- [Material for this task]:

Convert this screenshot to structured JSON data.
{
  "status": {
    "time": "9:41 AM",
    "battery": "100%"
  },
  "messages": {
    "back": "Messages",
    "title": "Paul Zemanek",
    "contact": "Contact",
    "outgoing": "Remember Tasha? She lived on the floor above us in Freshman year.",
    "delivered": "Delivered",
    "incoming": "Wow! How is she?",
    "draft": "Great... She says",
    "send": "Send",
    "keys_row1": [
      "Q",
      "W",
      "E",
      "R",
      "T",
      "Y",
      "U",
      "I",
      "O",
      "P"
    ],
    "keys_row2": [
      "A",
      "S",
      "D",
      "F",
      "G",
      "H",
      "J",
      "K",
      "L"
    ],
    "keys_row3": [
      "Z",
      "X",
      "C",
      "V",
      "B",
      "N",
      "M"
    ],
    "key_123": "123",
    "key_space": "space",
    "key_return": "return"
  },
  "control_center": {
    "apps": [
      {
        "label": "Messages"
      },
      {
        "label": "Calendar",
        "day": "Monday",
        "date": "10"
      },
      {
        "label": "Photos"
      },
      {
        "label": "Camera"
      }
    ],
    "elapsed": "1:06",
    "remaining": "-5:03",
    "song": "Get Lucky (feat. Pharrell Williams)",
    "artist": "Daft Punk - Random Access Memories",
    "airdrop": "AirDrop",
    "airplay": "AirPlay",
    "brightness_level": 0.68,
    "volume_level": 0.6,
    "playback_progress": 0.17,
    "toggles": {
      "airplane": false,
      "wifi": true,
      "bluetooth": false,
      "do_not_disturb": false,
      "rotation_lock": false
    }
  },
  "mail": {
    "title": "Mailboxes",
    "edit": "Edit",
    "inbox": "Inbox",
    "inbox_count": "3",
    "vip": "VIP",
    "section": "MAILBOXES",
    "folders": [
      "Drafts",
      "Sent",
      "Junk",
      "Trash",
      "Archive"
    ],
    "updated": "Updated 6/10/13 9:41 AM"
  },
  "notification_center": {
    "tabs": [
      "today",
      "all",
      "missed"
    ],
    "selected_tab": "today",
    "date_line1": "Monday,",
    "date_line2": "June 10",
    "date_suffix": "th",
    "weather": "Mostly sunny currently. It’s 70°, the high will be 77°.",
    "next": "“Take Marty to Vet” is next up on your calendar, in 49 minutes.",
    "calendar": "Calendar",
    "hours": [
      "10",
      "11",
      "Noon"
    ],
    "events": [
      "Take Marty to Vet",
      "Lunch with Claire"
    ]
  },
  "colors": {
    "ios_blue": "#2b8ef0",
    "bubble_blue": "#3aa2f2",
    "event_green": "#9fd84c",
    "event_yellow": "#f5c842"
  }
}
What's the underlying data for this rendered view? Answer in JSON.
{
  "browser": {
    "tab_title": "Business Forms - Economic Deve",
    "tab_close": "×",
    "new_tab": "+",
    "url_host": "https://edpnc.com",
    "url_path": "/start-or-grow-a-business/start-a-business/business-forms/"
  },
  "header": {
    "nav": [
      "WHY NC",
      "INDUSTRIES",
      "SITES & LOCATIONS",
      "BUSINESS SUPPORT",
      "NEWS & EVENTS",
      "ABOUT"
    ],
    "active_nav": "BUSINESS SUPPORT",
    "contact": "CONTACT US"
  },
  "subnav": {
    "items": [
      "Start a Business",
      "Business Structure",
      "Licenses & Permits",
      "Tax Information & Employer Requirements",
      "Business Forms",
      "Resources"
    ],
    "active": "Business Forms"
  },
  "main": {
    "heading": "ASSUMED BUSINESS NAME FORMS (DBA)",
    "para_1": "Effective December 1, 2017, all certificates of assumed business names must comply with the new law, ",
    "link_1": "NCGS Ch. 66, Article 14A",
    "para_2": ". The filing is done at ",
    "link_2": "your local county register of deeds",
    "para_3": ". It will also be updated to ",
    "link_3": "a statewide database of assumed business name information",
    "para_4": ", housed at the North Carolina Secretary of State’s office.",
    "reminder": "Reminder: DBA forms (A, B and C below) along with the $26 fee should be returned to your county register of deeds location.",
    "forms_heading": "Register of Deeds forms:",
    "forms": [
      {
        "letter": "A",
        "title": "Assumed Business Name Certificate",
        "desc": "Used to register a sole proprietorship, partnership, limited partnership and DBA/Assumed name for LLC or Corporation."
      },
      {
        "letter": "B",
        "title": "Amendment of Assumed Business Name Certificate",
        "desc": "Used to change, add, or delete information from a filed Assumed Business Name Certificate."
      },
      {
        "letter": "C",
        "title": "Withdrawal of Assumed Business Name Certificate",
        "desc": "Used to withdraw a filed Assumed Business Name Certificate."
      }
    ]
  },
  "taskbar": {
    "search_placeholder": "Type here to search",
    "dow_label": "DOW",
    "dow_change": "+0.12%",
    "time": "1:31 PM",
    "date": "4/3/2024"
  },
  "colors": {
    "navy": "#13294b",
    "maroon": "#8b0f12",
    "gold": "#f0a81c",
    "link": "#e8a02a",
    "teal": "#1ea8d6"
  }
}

- [Task details]: From the records above, extract everything verbatim.

- [Task response]:
Convert this screenshot to structured JSON data.
{
  "status": {
    "time": "9:41 AM",
    "battery": "100%"
  },
  "messages": {
    "back": "Messages",
    "title": "Paul Zemanek",
    "contact": "Contact",
    "outgoing": "Remember Tasha? She lived on the floor above us in Freshman year.",
    "delivered": "Delivered",
    "incoming": "Wow! How is she?",
    "draft": "Great... She says",
    "send": "Send",
    "keys_row1": [
      "Q",
      "W",
      "E",
      "R",
      "T",
      "Y",
      "U",
      "I",
      "O",
      "P"
    ],
    "keys_row2": [
      "A",
      "S",
      "D",
      "F",
      "G",
      "H",
      "J",
      "K",
      "L"
    ],
    "keys_row3": [
      "Z",
      "X",
      "C",
      "V",
      "B",
      "N",
      "M"
    ],
    "key_123": "123",
    "key_space": "space",
    "key_return": "return"
  },
  "control_center": {
    "apps": [
      {
        "label": "Messages"
      },
      {
        "label": "Calendar",
        "day": "Monday",
        "date": "10"
      },
      {
        "label": "Photos"
      },
      {
        "label": "Camera"
      }
    ],
    "elapsed": "1:06",
    "remaining": "-5:03",
    "song": "Get Lucky (feat. Pharrell Williams)",
    "artist": "Daft Punk - Random Access Memories",
    "airdrop": "AirDrop",
    "airplay": "AirPlay",
    "brightness_level": 0.68,
    "volume_level": 0.6,
    "playback_progress": 0.17,
    "toggles": {
      "airplane": false,
      "wifi": true,
      "bluetooth": false,
      "do_not_disturb": false,
      "rotation_lock": false
    }
  },
  "mail": {
    "title": "Mailboxes",
    "edit": "Edit",
    "inbox": "Inbox",
    "inbox_count": "3",
    "vip": "VIP",
    "section": "MAILBOXES",
    "folders": [
      "Drafts",
      "Sent",
      "Junk",
      "Trash",
      "Archive"
    ],
    "updated": "Updated 6/10/13 9:41 AM"
  },
  "notification_center": {
    "tabs": [
      "today",
      "all",
      "missed"
    ],
    "selected_tab": "today",
    "date_line1": "Monday,",
    "date_line2": "June 10",
    "date_suffix": "th",
    "weather": "Mostly sunny currently. It’s 70°, the high will be 77°.",
    "next": "“Take Marty to Vet” is next up on your calendar, in 49 minutes.",
    "calendar": "Calendar",
    "hours": [
      "10",
      "11",
      "Noon"
    ],
    "events": [
      "Take Marty to Vet",
      "Lunch with Claire"
    ]
  },
  "colors": {
    "ios_blue": "#2b8ef0",
    "bubble_blue": "#3aa2f2",
    "event_green": "#9fd84c",
    "event_yellow": "#f5c842"
  }
}
What's the underlying data for this rendered view? Answer in JSON.
{
  "browser": {
    "tab_title": "Business Forms - Economic Deve",
    "tab_close": "×",
    "new_tab": "+",
    "url_host": "https://edpnc.com",
    "url_path": "/start-or-grow-a-business/start-a-business/business-forms/"
  },
  "header": {
    "nav": [
      "WHY NC",
      "INDUSTRIES",
      "SITES & LOCATIONS",
      "BUSINESS SUPPORT",
      "NEWS & EVENTS",
      "ABOUT"
    ],
    "active_nav": "BUSINESS SUPPORT",
    "contact": "CONTACT US"
  },
  "subnav": {
    "items": [
      "Start a Business",
      "Business Structure",
      "Licenses & Permits",
      "Tax Information & Employer Requirements",
      "Business Forms",
      "Resources"
    ],
    "active": "Business Forms"
  },
  "main": {
    "heading": "ASSUMED BUSINESS NAME FORMS (DBA)",
    "para_1": "Effective December 1, 2017, all certificates of assumed business names must comply with the new law, ",
    "link_1": "NCGS Ch. 66, Article 14A",
    "para_2": ". The filing is done at ",
    "link_2": "your local county register of deeds",
    "para_3": ". It will also be updated to ",
    "link_3": "a statewide database of assumed business name information",
    "para_4": ", housed at the North Carolina Secretary of State’s office.",
    "reminder": "Reminder: DBA forms (A, B and C below) along with the $26 fee should be returned to your county register of deeds location.",
    "forms_heading": "Register of Deeds forms:",
    "forms": [
      {
        "letter": "A",
        "title": "Assumed Business Name Certificate",
        "desc": "Used to register a sole proprietorship, partnership, limited partnership and DBA/Assumed name for LLC or Corporation."
      },
      {
        "letter": "B",
        "title": "Amendment of Assumed Business Name Certificate",
        "desc": "Used to change, add, or delete information from a filed Assumed Business Name Certificate."
      },
      {
        "letter": "C",
        "title": "Withdrawal of Assumed Business Name Certificate",
        "desc": "Used to withdraw a filed Assumed Business Name Certificate."
      }
    ]
  },
  "taskbar": {
    "search_placeholder": "Type here to search",
    "dow_label": "DOW",
    "dow_change": "+0.12%",
    "time": "1:31 PM",
    "date": "4/3/2024"
  },
  "colors": {
    "navy": "#13294b",
    "maroon": "#8b0f12",
    "gold": "#f0a81c",
    "link": "#e8a02a",
    "teal": "#1ea8d6"
  }
}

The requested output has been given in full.